Directions: Strip the pictures and reproduce the rest of the listing exactly.

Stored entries
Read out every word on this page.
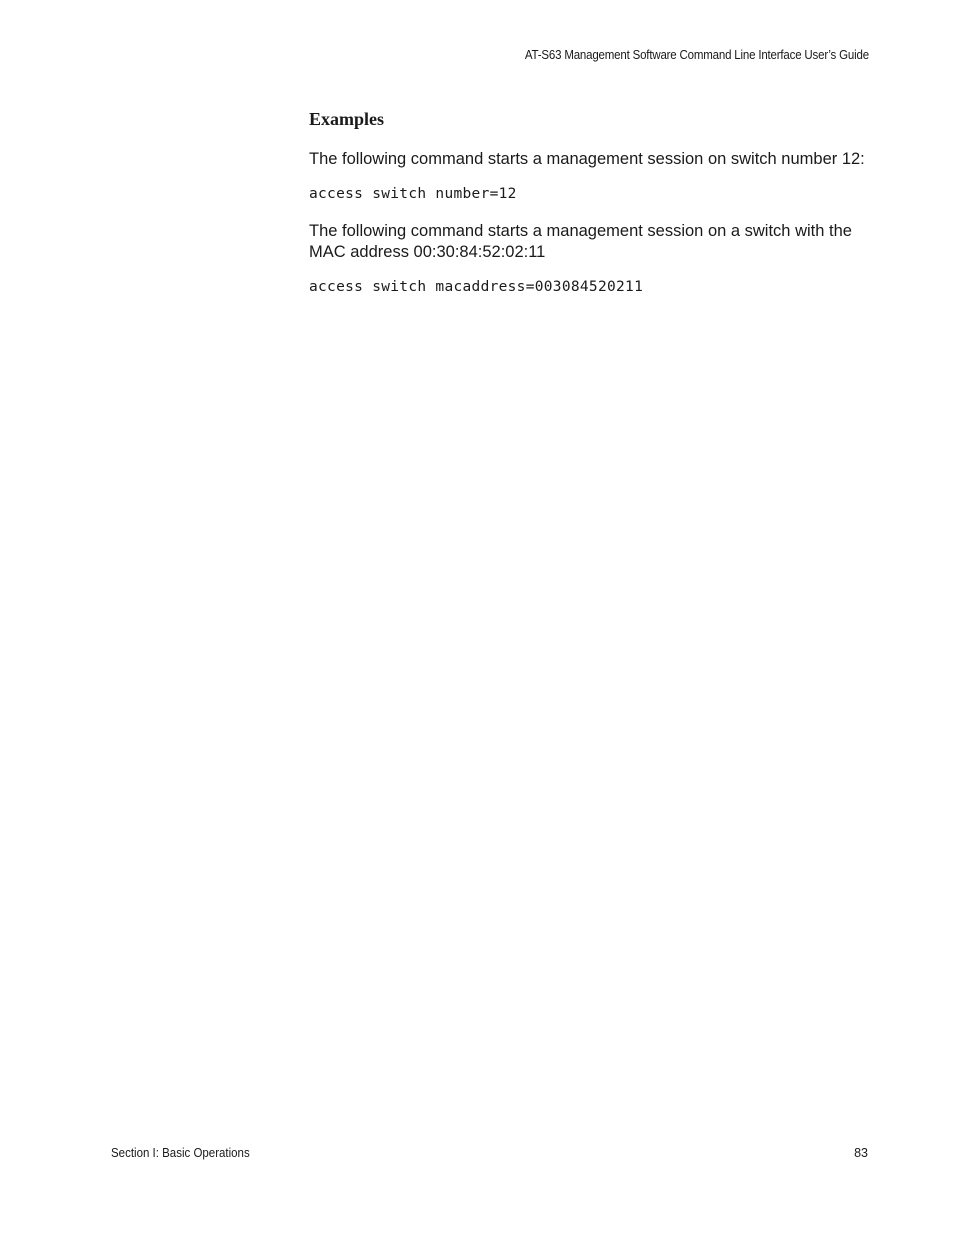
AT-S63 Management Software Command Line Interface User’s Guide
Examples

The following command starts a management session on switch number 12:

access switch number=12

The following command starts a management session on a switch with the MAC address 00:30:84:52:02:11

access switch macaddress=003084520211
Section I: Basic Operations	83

Task solution:
Read out every word on this page.
AT-S63 Management Software Command Line Interface User’s Guide
Examples

The following command starts a management session on switch number 12:

access switch number=12

The following command starts a management session on a switch with the MAC address 00:30:84:52:02:11

access switch macaddress=003084520211
Section I: Basic Operations	83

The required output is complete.